- **GIVEN EXERCISE**
Find every line with "structured" in it, then report how many there are and nothing more.

- **EXERCISE INPUT**
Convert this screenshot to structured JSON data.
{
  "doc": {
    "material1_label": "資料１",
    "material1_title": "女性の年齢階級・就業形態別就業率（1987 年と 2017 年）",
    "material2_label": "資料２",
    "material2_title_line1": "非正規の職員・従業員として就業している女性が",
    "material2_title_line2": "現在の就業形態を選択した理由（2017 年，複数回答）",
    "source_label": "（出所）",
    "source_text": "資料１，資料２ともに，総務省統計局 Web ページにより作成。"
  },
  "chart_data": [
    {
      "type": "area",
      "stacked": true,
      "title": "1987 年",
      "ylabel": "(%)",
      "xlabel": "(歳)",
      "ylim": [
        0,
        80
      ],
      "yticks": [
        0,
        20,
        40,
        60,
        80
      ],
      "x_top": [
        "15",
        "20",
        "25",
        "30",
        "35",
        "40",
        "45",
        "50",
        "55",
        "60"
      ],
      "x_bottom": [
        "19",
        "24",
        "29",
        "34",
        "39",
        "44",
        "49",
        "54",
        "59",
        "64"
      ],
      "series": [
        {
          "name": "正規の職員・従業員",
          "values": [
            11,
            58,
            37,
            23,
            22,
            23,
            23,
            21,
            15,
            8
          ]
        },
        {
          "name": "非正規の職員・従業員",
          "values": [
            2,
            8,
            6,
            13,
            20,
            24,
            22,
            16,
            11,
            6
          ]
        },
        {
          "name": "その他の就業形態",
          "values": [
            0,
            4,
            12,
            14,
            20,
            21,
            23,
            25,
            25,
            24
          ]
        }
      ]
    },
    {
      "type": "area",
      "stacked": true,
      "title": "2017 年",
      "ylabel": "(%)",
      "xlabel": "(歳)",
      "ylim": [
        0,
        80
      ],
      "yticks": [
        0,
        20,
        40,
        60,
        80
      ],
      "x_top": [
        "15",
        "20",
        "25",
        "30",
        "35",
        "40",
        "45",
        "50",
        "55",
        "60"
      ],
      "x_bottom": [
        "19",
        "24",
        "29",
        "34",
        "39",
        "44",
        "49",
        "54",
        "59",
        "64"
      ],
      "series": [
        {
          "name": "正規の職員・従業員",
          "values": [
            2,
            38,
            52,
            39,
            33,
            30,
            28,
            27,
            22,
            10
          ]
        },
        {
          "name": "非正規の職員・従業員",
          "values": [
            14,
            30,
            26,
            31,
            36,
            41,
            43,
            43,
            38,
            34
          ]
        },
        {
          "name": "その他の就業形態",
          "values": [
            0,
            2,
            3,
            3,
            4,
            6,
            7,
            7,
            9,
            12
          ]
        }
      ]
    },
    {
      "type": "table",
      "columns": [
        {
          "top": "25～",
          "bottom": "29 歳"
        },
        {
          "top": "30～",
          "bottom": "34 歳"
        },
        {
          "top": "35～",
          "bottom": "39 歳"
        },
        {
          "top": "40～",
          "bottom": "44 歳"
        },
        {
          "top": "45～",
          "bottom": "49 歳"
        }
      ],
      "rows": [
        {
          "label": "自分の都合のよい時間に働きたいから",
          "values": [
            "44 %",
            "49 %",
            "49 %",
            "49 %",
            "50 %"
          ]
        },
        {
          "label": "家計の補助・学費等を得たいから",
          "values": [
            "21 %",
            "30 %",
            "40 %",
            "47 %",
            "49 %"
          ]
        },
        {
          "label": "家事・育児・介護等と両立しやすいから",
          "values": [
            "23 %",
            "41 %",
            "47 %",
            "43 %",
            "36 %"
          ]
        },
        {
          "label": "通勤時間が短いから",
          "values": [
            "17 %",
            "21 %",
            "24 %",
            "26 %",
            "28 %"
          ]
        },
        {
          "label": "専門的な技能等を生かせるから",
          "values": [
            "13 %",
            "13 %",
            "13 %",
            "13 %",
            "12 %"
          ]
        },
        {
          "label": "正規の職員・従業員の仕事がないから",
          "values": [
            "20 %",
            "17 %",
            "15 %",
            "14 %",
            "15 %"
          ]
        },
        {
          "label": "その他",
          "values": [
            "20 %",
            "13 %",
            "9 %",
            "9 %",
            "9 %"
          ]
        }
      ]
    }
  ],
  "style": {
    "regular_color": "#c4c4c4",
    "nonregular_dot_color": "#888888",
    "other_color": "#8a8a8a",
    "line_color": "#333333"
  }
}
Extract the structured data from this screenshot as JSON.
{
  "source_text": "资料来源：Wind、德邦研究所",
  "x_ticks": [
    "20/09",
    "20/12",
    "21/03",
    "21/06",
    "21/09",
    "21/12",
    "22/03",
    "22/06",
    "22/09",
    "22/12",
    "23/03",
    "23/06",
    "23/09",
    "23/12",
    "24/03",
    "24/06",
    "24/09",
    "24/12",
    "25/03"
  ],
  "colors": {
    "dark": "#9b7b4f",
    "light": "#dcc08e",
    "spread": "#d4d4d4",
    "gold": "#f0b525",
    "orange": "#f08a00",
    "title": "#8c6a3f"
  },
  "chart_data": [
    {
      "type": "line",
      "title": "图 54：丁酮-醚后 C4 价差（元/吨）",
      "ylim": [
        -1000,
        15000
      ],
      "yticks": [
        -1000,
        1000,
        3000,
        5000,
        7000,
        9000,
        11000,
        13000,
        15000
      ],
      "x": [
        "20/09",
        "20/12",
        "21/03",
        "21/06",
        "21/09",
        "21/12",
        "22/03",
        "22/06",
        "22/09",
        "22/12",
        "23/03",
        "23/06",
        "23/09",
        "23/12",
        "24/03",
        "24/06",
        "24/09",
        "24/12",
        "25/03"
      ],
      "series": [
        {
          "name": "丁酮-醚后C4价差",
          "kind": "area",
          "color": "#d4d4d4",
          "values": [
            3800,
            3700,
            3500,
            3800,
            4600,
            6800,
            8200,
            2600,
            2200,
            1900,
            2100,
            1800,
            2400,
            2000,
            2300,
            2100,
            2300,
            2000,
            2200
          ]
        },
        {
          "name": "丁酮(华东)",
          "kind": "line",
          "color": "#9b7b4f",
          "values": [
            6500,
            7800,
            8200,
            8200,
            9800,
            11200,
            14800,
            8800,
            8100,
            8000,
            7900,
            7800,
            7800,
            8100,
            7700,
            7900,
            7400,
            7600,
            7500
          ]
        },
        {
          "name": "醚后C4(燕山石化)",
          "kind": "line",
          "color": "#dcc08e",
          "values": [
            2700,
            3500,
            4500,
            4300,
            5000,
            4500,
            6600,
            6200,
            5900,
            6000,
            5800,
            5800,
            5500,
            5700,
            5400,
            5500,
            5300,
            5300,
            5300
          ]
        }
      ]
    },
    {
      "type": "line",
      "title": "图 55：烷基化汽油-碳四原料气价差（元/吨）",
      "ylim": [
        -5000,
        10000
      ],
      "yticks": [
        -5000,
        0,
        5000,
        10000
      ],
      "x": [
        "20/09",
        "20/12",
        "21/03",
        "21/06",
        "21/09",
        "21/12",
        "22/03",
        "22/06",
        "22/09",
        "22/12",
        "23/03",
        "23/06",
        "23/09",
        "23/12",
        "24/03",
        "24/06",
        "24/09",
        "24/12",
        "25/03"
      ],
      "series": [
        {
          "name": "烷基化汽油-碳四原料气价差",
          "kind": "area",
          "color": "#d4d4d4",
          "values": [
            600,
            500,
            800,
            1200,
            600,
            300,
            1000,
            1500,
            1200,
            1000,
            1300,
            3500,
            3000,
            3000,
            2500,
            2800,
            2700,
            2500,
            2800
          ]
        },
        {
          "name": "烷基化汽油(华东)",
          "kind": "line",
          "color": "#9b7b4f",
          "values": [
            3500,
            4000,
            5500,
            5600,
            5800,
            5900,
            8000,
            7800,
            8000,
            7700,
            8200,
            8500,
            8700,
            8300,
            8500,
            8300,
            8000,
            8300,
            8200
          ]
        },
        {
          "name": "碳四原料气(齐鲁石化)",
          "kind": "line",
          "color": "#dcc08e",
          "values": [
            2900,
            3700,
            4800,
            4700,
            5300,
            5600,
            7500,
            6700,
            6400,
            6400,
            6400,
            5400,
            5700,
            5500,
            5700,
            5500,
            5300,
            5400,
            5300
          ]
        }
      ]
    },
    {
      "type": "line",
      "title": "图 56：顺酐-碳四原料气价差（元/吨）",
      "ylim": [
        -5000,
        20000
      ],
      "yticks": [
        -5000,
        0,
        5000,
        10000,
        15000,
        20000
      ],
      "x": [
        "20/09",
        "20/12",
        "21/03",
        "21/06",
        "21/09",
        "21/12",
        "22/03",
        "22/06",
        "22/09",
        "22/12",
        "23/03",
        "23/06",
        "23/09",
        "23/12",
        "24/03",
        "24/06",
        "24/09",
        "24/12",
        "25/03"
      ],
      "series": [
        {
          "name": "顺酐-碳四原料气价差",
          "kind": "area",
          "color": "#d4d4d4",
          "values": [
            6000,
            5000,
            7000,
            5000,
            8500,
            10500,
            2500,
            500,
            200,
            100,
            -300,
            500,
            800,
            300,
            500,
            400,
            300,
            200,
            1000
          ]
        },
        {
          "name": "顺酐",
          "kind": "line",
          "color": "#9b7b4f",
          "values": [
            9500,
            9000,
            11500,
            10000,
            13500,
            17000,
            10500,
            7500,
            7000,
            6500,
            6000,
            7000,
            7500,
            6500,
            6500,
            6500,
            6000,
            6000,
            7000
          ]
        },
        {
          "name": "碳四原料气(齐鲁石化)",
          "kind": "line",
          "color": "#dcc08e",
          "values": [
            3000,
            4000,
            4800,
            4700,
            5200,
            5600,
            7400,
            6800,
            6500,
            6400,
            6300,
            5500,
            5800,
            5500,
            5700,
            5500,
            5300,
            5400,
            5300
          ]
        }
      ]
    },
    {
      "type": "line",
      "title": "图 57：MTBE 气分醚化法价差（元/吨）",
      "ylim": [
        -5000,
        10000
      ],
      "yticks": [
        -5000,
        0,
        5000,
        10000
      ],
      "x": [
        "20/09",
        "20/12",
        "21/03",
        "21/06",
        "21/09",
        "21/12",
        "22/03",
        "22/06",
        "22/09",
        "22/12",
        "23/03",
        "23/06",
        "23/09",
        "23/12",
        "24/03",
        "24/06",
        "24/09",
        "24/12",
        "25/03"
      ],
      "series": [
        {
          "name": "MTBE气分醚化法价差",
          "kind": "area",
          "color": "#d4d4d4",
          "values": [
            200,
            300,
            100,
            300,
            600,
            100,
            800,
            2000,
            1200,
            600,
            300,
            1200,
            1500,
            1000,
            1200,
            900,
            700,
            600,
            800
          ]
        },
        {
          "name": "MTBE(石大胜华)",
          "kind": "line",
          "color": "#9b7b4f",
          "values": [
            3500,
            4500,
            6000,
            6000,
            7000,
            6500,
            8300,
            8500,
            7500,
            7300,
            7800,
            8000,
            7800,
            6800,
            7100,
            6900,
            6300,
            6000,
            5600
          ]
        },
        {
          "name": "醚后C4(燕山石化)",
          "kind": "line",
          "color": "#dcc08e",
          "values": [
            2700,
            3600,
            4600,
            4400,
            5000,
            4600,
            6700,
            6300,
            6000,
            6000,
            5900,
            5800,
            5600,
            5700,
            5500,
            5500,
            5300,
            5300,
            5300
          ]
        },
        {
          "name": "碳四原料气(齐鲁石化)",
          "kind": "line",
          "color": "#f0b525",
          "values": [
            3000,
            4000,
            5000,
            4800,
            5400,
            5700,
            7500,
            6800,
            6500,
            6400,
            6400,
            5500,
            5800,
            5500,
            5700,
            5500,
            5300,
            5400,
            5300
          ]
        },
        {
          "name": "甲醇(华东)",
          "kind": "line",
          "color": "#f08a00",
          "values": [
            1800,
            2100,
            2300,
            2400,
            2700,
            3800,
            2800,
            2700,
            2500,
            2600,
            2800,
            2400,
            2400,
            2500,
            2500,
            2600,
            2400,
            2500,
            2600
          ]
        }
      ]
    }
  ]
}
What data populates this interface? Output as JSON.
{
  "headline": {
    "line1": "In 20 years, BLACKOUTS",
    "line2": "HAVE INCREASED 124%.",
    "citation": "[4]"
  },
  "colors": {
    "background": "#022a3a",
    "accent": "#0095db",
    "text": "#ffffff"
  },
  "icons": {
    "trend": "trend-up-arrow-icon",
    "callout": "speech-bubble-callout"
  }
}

- **EXERCISE RESULT**
2